§ **PROBLEM STATEMENT**: Return every line of the records below verbatim, with no pictures in the copy.

Stored data:
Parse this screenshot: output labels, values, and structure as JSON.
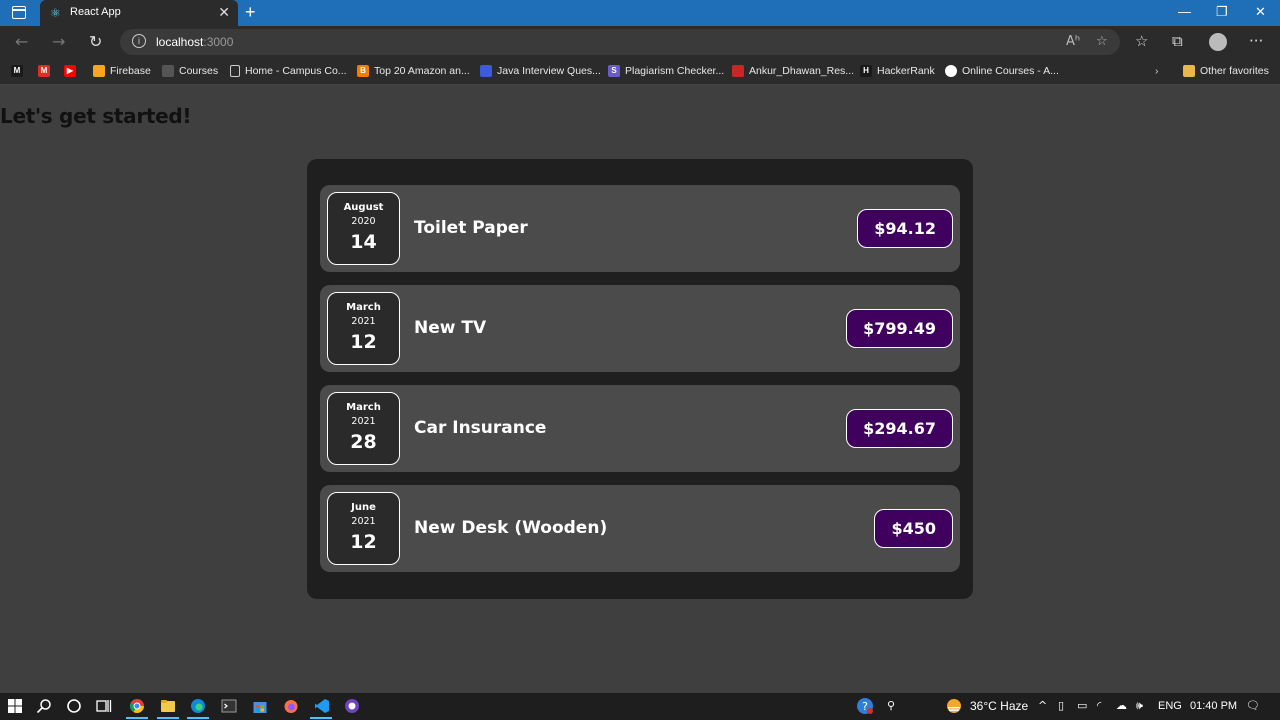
{
  "browser": {
    "tab_title": "React App",
    "tab_close": "✕",
    "new_tab": "+",
    "url_host": "localhost",
    "url_port": ":3000",
    "window_controls": {
      "minimize": "—",
      "restore": "❐",
      "close": "✕"
    },
    "reader_label": "Aʰ",
    "more_label": "···"
  },
  "bookmarks": {
    "items": [
      {
        "label": "",
        "icon": "medium-icon",
        "color": "#1a1a1a",
        "glyph": "M"
      },
      {
        "label": "",
        "icon": "gmail-icon",
        "color": "#d93025",
        "glyph": "M"
      },
      {
        "label": "",
        "icon": "youtube-icon",
        "color": "#ff0000",
        "glyph": "▶"
      },
      {
        "label": "Firebase",
        "icon": "firebase-icon",
        "color": "#f5a623",
        "glyph": ""
      },
      {
        "label": "Courses",
        "icon": "courses-icon",
        "color": "#555555",
        "glyph": ""
      },
      {
        "label": "Home - Campus Co...",
        "icon": "page-icon",
        "color": "transparent",
        "glyph": ""
      },
      {
        "label": "Top 20 Amazon an...",
        "icon": "blogger-icon",
        "color": "#f57c00",
        "glyph": "B"
      },
      {
        "label": "Java Interview Ques...",
        "icon": "site-icon",
        "color": "#3b5bdb",
        "glyph": ""
      },
      {
        "label": "Plagiarism Checker...",
        "icon": "sst-icon",
        "color": "#6a5acd",
        "glyph": "S"
      },
      {
        "label": "Ankur_Dhawan_Res...",
        "icon": "pdf-icon",
        "color": "#c62828",
        "glyph": ""
      },
      {
        "label": "HackerRank",
        "icon": "hackerrank-icon",
        "color": "#1a1a1a",
        "glyph": "H"
      },
      {
        "label": "Online Courses - A...",
        "icon": "online-courses-icon",
        "color": "#ffffff",
        "glyph": ""
      }
    ],
    "other_favorites": "Other favorites"
  },
  "page": {
    "heading": "Let's get started!"
  },
  "expenses": [
    {
      "month": "August",
      "year": "2020",
      "day": "14",
      "title": "Toilet Paper",
      "amount": "$94.12"
    },
    {
      "month": "March",
      "year": "2021",
      "day": "12",
      "title": "New TV",
      "amount": "$799.49"
    },
    {
      "month": "March",
      "year": "2021",
      "day": "28",
      "title": "Car Insurance",
      "amount": "$294.67"
    },
    {
      "month": "June",
      "year": "2021",
      "day": "12",
      "title": "New Desk (Wooden)",
      "amount": "$450"
    }
  ],
  "taskbar": {
    "weather": "36°C  Haze",
    "language": "ENG",
    "time": "01:40 PM"
  },
  "colors": {
    "accent_titlebar": "#1f6fb8",
    "price_bg": "#40005d",
    "page_bg": "#3f3f3f",
    "card_bg": "#1f1f1f",
    "item_bg": "#4b4b4b"
  }
}
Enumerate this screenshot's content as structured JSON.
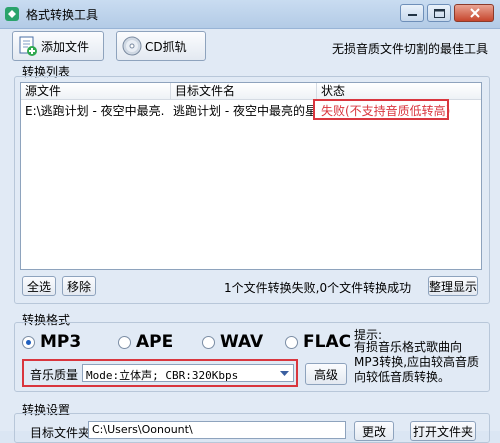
{
  "window": {
    "title": "格式转换工具"
  },
  "toolbar": {
    "add_files_label": "添加文件",
    "cd_rip_label": "CD抓轨",
    "tagline": "无损音质文件切割的最佳工具"
  },
  "convert_list": {
    "group_label": "转换列表",
    "columns": [
      "源文件",
      "目标文件名",
      "状态"
    ],
    "rows": [
      {
        "source": "E:\\逃跑计划 - 夜空中最亮.",
        "target": "逃跑计划 - 夜空中最亮的星.",
        "status": "失败(不支持音质低转高)"
      }
    ],
    "select_all_label": "全选",
    "remove_label": "移除",
    "summary": "1个文件转换失败,0个文件转换成功",
    "tidy_label": "整理显示"
  },
  "format": {
    "group_label": "转换格式",
    "options": [
      "MP3",
      "APE",
      "WAV",
      "FLAC"
    ],
    "selected": "MP3",
    "hint_title": "提示:",
    "hint_text": "有损音乐格式歌曲向MP3转换,应由较高音质向较低音质转换。",
    "quality_label": "音乐质量",
    "quality_value": "Mode:立体声; CBR:320Kbps",
    "advanced_label": "高级"
  },
  "settings": {
    "group_label": "转换设置",
    "output_label": "目标文件夹",
    "output_value": "C:\\Users\\Oonount\\",
    "change_label": "更改",
    "open_label": "打开文件夹"
  },
  "colors": {
    "accent_red": "#d9363e",
    "window_bg": "#e1eaf5"
  }
}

§ **WRITTEN ANSWER**:
Parse this screenshot: output labels, values, and structure as JSON.
{
  "browser": {
    "tab_title": "React App",
    "tab_close": "✕",
    "new_tab": "+",
    "url_host": "localhost",
    "url_port": ":3000",
    "window_controls": {
      "minimize": "—",
      "restore": "❐",
      "close": "✕"
    },
    "reader_label": "Aʰ",
    "more_label": "···"
  },
  "bookmarks": {
    "items": [
      {
        "label": "",
        "icon": "medium-icon",
        "color": "#1a1a1a",
        "glyph": "M"
      },
      {
        "label": "",
        "icon": "gmail-icon",
        "color": "#d93025",
        "glyph": "M"
      },
      {
        "label": "",
        "icon": "youtube-icon",
        "color": "#ff0000",
        "glyph": "▶"
      },
      {
        "label": "Firebase",
        "icon": "firebase-icon",
        "color": "#f5a623",
        "glyph": ""
      },
      {
        "label": "Courses",
        "icon": "courses-icon",
        "color": "#555555",
        "glyph": ""
      },
      {
        "label": "Home - Campus Co...",
        "icon": "page-icon",
        "color": "transparent",
        "glyph": ""
      },
      {
        "label": "Top 20 Amazon an...",
        "icon": "blogger-icon",
        "color": "#f57c00",
        "glyph": "B"
      },
      {
        "label": "Java Interview Ques...",
        "icon": "site-icon",
        "color": "#3b5bdb",
        "glyph": ""
      },
      {
        "label": "Plagiarism Checker...",
        "icon": "sst-icon",
        "color": "#6a5acd",
        "glyph": "S"
      },
      {
        "label": "Ankur_Dhawan_Res...",
        "icon": "pdf-icon",
        "color": "#c62828",
        "glyph": ""
      },
      {
        "label": "HackerRank",
        "icon": "hackerrank-icon",
        "color": "#1a1a1a",
        "glyph": "H"
      },
      {
        "label": "Online Courses - A...",
        "icon": "online-courses-icon",
        "color": "#ffffff",
        "glyph": ""
      }
    ],
    "other_favorites": "Other favorites"
  },
  "page": {
    "heading": "Let's get started!"
  },
  "expenses": [
    {
      "month": "August",
      "year": "2020",
      "day": "14",
      "title": "Toilet Paper",
      "amount": "$94.12"
    },
    {
      "month": "March",
      "year": "2021",
      "day": "12",
      "title": "New TV",
      "amount": "$799.49"
    },
    {
      "month": "March",
      "year": "2021",
      "day": "28",
      "title": "Car Insurance",
      "amount": "$294.67"
    },
    {
      "month": "June",
      "year": "2021",
      "day": "12",
      "title": "New Desk (Wooden)",
      "amount": "$450"
    }
  ],
  "taskbar": {
    "weather": "36°C  Haze",
    "language": "ENG",
    "time": "01:40 PM"
  },
  "colors": {
    "accent_titlebar": "#1f6fb8",
    "price_bg": "#40005d",
    "page_bg": "#3f3f3f",
    "card_bg": "#1f1f1f",
    "item_bg": "#4b4b4b"
  }
}
Enumerate this screenshot's content as structured JSON.
{
  "window": {
    "title": "格式转换工具"
  },
  "toolbar": {
    "add_files_label": "添加文件",
    "cd_rip_label": "CD抓轨",
    "tagline": "无损音质文件切割的最佳工具"
  },
  "convert_list": {
    "group_label": "转换列表",
    "columns": [
      "源文件",
      "目标文件名",
      "状态"
    ],
    "rows": [
      {
        "source": "E:\\逃跑计划 - 夜空中最亮.",
        "target": "逃跑计划 - 夜空中最亮的星.",
        "status": "失败(不支持音质低转高)"
      }
    ],
    "select_all_label": "全选",
    "remove_label": "移除",
    "summary": "1个文件转换失败,0个文件转换成功",
    "tidy_label": "整理显示"
  },
  "format": {
    "group_label": "转换格式",
    "options": [
      "MP3",
      "APE",
      "WAV",
      "FLAC"
    ],
    "selected": "MP3",
    "hint_title": "提示:",
    "hint_text": "有损音乐格式歌曲向MP3转换,应由较高音质向较低音质转换。",
    "quality_label": "音乐质量",
    "quality_value": "Mode:立体声; CBR:320Kbps",
    "advanced_label": "高级"
  },
  "settings": {
    "group_label": "转换设置",
    "output_label": "目标文件夹",
    "output_value": "C:\\Users\\Oonount\\",
    "change_label": "更改",
    "open_label": "打开文件夹"
  },
  "colors": {
    "accent_red": "#d9363e",
    "window_bg": "#e1eaf5"
  }
}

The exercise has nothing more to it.